(Dataset items)
----

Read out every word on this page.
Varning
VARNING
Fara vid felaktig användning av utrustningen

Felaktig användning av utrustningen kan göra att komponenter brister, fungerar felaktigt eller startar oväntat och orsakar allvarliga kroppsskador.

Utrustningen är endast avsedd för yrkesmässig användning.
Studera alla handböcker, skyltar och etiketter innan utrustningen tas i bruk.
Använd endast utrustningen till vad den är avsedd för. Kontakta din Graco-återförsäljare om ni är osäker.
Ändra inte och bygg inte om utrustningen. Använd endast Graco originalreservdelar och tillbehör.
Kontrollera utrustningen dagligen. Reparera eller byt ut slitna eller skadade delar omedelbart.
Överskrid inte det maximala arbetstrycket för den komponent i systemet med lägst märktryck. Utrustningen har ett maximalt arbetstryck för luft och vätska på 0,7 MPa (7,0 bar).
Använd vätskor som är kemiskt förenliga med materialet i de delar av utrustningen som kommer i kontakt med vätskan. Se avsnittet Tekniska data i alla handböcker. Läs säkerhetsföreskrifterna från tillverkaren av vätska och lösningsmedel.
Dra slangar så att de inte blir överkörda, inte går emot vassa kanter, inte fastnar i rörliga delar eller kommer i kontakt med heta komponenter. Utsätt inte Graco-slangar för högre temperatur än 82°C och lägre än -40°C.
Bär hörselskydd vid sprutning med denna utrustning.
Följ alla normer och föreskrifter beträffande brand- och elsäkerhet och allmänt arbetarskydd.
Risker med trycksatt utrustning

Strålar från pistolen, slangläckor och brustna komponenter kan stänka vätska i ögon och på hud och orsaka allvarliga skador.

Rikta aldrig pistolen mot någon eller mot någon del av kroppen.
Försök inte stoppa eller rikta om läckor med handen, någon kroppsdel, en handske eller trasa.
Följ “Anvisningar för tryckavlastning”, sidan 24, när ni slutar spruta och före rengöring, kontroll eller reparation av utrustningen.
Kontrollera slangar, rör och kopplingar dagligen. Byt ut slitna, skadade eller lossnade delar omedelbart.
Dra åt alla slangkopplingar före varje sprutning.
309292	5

----

# DIRECTION:
Tell how many lines of the data above hold the string "allvarliga". Give only the number.

# OUTPUT OF THE TASK:
2